Required work: Filter the entries, keeping every line with the word "Підтверджені".

── Material to process ──

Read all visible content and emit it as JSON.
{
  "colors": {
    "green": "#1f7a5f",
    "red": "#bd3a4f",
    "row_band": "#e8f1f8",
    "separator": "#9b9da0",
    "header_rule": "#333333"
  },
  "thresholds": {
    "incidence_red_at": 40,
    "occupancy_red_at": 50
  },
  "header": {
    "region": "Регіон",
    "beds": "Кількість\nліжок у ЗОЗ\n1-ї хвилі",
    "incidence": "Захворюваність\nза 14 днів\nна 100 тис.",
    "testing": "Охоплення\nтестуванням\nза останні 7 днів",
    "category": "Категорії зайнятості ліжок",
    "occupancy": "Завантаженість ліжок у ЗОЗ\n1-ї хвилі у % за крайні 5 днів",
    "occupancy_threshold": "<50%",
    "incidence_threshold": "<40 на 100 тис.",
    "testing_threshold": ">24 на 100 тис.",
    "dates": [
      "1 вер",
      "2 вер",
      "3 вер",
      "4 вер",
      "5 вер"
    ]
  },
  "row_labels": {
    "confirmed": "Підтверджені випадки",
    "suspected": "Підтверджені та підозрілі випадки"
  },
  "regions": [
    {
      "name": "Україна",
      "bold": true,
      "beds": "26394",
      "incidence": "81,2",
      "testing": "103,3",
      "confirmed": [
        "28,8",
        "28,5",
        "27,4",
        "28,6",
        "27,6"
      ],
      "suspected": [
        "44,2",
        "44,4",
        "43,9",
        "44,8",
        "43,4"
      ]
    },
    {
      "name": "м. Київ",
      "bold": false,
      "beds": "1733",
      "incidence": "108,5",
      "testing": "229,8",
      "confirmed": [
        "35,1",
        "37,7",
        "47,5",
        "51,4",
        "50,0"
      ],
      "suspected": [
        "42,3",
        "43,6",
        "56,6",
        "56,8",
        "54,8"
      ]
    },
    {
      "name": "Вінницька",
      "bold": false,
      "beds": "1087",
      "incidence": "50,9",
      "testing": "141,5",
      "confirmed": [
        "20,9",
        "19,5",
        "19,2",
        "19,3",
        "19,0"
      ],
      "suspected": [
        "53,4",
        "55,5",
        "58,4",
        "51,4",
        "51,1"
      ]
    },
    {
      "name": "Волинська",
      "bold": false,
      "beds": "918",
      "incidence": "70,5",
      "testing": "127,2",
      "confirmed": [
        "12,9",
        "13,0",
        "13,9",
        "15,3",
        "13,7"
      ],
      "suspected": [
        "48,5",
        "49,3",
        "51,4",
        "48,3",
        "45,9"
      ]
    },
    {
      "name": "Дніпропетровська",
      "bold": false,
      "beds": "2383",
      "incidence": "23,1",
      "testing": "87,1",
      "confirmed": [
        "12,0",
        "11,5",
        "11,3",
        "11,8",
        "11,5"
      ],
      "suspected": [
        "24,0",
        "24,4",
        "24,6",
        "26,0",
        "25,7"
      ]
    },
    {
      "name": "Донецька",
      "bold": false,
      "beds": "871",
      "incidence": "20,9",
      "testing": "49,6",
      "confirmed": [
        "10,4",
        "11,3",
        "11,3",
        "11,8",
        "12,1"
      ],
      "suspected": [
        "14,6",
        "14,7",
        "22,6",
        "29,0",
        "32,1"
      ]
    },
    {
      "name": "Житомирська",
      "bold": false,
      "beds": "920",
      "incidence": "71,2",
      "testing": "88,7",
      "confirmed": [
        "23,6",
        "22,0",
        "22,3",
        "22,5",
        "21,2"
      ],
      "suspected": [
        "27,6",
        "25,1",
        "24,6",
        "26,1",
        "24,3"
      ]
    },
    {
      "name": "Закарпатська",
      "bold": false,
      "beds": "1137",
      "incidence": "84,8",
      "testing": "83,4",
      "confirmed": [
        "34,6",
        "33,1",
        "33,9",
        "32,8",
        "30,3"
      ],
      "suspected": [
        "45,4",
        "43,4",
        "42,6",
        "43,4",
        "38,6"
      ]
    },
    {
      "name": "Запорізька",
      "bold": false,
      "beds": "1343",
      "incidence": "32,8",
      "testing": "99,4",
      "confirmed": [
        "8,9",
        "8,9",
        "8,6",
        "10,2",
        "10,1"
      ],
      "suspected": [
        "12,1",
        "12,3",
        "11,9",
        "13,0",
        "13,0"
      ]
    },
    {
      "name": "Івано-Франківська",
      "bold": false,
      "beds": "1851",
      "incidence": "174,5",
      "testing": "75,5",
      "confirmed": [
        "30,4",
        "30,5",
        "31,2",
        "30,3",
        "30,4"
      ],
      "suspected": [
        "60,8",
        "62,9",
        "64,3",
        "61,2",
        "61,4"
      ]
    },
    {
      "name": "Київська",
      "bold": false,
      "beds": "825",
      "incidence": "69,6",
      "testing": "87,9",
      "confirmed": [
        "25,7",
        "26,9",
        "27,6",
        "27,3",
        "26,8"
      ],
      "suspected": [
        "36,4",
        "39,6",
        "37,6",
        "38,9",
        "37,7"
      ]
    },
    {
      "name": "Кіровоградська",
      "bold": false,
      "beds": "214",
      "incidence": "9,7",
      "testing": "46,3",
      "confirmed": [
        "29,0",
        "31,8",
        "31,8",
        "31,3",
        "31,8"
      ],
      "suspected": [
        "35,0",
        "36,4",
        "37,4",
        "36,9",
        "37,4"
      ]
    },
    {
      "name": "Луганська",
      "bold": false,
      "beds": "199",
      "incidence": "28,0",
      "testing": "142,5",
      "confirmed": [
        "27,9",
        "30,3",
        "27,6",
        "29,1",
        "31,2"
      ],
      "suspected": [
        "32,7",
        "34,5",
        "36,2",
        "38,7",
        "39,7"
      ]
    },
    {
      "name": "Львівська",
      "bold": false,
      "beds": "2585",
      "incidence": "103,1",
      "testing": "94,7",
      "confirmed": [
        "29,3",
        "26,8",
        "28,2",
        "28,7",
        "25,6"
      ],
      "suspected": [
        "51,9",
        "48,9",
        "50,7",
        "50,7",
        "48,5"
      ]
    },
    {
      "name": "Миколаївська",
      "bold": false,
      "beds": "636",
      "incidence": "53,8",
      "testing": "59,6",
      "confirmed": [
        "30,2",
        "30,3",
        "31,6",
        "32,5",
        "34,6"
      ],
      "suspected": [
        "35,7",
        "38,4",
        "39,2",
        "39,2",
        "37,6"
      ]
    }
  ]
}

───

Final result:
    "confirmed": "Підтверджені випадки",
    "suspected": "Підтверджені та підозрілі випадки"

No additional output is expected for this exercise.